**What you need to do:**
Where a line holds "coordinate", copy it.

Collected data entries:
══════════════════════════════

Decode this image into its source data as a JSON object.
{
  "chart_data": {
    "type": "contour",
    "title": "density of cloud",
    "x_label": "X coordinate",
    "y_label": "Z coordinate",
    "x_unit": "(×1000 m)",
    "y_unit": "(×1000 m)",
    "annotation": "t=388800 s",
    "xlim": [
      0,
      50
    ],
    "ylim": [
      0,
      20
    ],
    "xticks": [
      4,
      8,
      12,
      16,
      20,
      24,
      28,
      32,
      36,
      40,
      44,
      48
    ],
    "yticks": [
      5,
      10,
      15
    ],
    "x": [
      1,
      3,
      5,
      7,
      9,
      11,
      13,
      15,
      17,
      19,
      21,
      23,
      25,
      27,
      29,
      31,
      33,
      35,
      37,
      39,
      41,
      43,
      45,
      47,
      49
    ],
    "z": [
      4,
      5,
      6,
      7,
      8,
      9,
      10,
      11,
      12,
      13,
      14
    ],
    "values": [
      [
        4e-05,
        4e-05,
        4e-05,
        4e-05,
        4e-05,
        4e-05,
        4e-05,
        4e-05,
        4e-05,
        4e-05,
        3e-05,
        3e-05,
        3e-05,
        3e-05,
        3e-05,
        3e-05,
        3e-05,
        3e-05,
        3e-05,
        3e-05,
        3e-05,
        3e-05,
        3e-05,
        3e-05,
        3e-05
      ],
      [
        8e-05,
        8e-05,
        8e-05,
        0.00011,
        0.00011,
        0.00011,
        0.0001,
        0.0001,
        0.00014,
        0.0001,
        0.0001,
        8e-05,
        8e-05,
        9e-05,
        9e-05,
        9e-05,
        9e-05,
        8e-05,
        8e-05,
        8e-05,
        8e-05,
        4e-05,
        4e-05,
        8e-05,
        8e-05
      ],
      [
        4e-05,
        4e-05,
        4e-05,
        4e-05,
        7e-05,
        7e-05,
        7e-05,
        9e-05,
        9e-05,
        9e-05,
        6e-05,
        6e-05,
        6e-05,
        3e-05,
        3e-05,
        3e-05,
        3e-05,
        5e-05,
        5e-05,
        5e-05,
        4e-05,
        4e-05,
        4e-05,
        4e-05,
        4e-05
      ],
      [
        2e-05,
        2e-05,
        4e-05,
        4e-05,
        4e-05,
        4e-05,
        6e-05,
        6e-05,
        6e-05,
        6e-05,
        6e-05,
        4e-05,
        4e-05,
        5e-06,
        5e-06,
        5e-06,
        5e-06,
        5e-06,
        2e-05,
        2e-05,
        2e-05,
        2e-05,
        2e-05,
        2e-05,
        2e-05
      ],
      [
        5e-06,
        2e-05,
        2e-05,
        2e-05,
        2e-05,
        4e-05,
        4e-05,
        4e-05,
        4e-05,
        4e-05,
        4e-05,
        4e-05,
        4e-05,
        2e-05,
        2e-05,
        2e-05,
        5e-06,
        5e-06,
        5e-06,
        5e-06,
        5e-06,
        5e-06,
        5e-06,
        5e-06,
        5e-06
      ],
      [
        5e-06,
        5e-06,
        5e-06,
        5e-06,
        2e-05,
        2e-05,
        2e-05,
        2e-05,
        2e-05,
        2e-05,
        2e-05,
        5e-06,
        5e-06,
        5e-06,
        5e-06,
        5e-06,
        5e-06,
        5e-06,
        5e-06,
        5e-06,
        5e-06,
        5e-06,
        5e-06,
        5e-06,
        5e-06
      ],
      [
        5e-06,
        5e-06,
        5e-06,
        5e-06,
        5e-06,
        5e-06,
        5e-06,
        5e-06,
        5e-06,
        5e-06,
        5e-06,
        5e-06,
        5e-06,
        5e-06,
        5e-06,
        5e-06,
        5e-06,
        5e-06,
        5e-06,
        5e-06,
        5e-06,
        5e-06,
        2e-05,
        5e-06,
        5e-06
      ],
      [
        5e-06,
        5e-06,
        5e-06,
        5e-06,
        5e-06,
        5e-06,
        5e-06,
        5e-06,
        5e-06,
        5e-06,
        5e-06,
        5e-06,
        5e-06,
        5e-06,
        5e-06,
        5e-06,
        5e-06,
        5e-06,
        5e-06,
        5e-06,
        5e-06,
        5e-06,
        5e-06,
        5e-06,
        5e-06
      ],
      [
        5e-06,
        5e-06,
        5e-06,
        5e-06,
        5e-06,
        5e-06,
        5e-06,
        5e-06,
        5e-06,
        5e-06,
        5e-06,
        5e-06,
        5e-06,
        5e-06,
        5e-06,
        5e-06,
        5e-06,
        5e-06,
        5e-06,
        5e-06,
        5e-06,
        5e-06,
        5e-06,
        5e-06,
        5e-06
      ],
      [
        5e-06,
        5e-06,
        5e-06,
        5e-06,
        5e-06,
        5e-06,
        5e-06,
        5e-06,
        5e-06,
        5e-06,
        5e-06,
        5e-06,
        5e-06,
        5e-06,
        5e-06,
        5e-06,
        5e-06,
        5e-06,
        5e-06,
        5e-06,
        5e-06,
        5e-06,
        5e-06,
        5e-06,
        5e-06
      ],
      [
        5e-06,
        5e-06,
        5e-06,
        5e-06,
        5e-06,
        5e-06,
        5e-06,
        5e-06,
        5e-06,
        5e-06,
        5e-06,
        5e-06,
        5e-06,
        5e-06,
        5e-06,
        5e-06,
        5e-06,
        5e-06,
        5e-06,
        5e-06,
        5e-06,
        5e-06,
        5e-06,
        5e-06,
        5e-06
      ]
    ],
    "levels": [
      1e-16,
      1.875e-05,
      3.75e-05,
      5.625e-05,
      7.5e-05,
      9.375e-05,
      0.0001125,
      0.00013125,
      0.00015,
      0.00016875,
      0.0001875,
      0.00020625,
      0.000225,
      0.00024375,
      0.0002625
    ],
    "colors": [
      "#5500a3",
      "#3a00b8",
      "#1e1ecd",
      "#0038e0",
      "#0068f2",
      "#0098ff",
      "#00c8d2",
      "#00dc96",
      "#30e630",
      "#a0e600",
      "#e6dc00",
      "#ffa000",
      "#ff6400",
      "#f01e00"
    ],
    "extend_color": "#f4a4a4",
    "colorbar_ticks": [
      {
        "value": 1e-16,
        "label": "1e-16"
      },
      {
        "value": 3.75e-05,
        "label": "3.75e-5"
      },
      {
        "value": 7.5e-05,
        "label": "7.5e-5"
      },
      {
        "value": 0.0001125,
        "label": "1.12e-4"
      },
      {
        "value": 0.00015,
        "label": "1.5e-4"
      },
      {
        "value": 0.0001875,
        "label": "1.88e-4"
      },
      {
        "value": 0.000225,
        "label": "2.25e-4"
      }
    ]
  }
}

══════════════════════════════

**Written response:**
    "x_label": "X coordinate",
    "y_label": "Z coordinate",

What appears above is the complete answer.